Read the data and repeat all of it exactly.

════════

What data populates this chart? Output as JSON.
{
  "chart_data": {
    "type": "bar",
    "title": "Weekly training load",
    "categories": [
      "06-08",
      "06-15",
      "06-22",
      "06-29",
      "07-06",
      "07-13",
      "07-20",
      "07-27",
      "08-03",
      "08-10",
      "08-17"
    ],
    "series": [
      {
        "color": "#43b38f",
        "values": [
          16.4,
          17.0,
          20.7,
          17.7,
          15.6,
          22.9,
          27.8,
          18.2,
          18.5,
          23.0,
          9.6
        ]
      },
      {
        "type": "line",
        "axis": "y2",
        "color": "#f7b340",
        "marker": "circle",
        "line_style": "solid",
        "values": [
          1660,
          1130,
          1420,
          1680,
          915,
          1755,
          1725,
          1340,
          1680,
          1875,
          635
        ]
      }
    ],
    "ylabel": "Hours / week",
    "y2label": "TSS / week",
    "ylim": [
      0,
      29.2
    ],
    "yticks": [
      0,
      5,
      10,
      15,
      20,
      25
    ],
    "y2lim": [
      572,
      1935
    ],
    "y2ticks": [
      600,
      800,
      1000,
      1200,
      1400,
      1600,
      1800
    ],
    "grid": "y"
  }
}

════════

FINAL RESULT
What data populates this chart? Output as JSON.
{
  "chart_data": {
    "type": "bar",
    "title": "Weekly training load",
    "categories": [
      "06-08",
      "06-15",
      "06-22",
      "06-29",
      "07-06",
      "07-13",
      "07-20",
      "07-27",
      "08-03",
      "08-10",
      "08-17"
    ],
    "series": [
      {
        "color": "#43b38f",
        "values": [
          16.4,
          17.0,
          20.7,
          17.7,
          15.6,
          22.9,
          27.8,
          18.2,
          18.5,
          23.0,
          9.6
        ]
      },
      {
        "type": "line",
        "axis": "y2",
        "color": "#f7b340",
        "marker": "circle",
        "line_style": "solid",
        "values": [
          1660,
          1130,
          1420,
          1680,
          915,
          1755,
          1725,
          1340,
          1680,
          1875,
          635
        ]
      }
    ],
    "ylabel": "Hours / week",
    "y2label": "TSS / week",
    "ylim": [
      0,
      29.2
    ],
    "yticks": [
      0,
      5,
      10,
      15,
      20,
      25
    ],
    "y2lim": [
      572,
      1935
    ],
    "y2ticks": [
      600,
      800,
      1000,
      1200,
      1400,
      1600,
      1800
    ],
    "grid": "y"
  }
}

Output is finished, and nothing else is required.